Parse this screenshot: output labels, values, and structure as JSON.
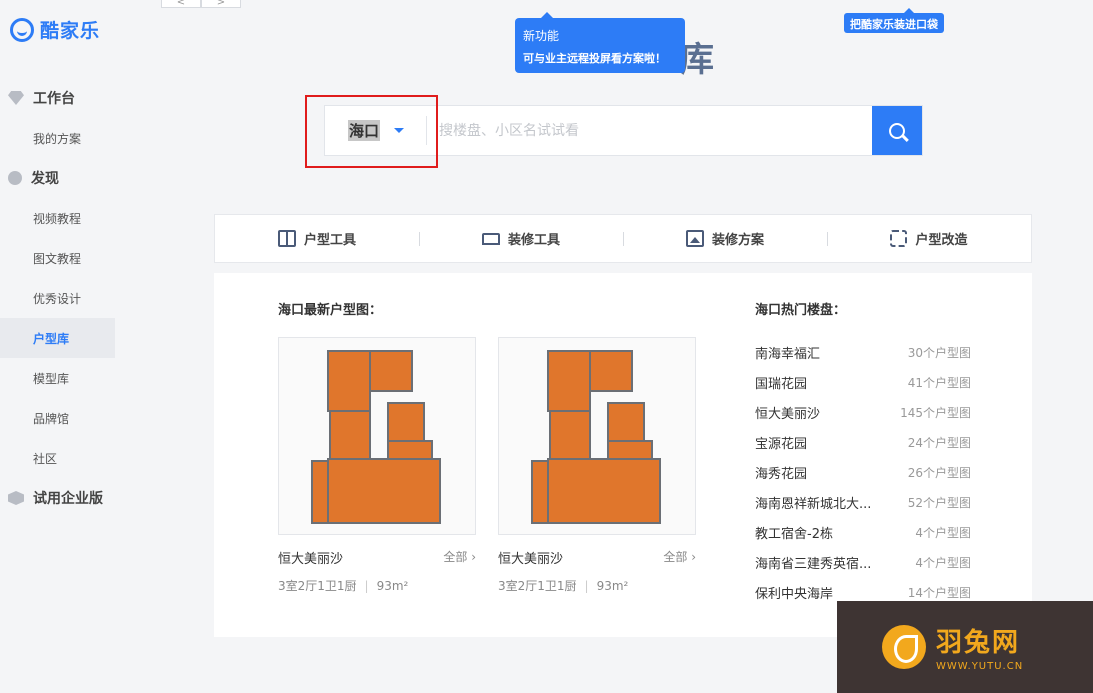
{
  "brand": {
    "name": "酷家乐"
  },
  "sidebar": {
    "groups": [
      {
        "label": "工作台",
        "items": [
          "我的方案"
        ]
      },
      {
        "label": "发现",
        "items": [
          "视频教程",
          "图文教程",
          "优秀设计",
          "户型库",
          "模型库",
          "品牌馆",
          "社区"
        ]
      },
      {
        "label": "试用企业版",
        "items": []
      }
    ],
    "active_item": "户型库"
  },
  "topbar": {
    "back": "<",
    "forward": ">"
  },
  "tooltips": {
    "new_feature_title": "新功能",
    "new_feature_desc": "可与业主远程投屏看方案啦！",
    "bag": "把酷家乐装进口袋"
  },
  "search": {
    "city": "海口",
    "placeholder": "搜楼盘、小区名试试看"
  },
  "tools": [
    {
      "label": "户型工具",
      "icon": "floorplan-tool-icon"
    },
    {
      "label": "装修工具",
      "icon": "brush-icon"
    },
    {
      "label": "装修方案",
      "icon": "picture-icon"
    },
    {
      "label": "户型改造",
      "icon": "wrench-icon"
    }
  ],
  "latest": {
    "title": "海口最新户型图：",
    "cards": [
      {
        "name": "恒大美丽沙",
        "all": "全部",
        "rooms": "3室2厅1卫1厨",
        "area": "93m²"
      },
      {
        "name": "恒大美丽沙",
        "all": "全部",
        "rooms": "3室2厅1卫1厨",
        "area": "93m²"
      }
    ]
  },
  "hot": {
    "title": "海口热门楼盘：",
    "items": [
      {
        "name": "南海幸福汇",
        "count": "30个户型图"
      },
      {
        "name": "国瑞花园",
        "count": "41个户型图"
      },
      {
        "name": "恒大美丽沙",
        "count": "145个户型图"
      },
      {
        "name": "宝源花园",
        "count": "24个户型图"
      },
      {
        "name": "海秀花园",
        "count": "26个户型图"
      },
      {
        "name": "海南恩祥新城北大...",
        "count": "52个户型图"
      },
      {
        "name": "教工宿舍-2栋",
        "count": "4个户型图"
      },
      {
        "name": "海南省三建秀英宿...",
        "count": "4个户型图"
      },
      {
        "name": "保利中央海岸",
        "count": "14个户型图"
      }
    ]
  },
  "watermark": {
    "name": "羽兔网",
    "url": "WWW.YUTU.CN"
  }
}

* * * * * * * * *

_Written instruction_. All of the material above needs to be restated exactly, with no pictures.

_Task solution_.
Parse this screenshot: output labels, values, and structure as JSON.
{
  "brand": {
    "name": "酷家乐"
  },
  "sidebar": {
    "groups": [
      {
        "label": "工作台",
        "items": [
          "我的方案"
        ]
      },
      {
        "label": "发现",
        "items": [
          "视频教程",
          "图文教程",
          "优秀设计",
          "户型库",
          "模型库",
          "品牌馆",
          "社区"
        ]
      },
      {
        "label": "试用企业版",
        "items": []
      }
    ],
    "active_item": "户型库"
  },
  "topbar": {
    "back": "<",
    "forward": ">"
  },
  "tooltips": {
    "new_feature_title": "新功能",
    "new_feature_desc": "可与业主远程投屏看方案啦！",
    "bag": "把酷家乐装进口袋"
  },
  "search": {
    "city": "海口",
    "placeholder": "搜楼盘、小区名试试看"
  },
  "tools": [
    {
      "label": "户型工具",
      "icon": "floorplan-tool-icon"
    },
    {
      "label": "装修工具",
      "icon": "brush-icon"
    },
    {
      "label": "装修方案",
      "icon": "picture-icon"
    },
    {
      "label": "户型改造",
      "icon": "wrench-icon"
    }
  ],
  "latest": {
    "title": "海口最新户型图：",
    "cards": [
      {
        "name": "恒大美丽沙",
        "all": "全部",
        "rooms": "3室2厅1卫1厨",
        "area": "93m²"
      },
      {
        "name": "恒大美丽沙",
        "all": "全部",
        "rooms": "3室2厅1卫1厨",
        "area": "93m²"
      }
    ]
  },
  "hot": {
    "title": "海口热门楼盘：",
    "items": [
      {
        "name": "南海幸福汇",
        "count": "30个户型图"
      },
      {
        "name": "国瑞花园",
        "count": "41个户型图"
      },
      {
        "name": "恒大美丽沙",
        "count": "145个户型图"
      },
      {
        "name": "宝源花园",
        "count": "24个户型图"
      },
      {
        "name": "海秀花园",
        "count": "26个户型图"
      },
      {
        "name": "海南恩祥新城北大...",
        "count": "52个户型图"
      },
      {
        "name": "教工宿舍-2栋",
        "count": "4个户型图"
      },
      {
        "name": "海南省三建秀英宿...",
        "count": "4个户型图"
      },
      {
        "name": "保利中央海岸",
        "count": "14个户型图"
      }
    ]
  },
  "watermark": {
    "name": "羽兔网",
    "url": "WWW.YUTU.CN"
  }
}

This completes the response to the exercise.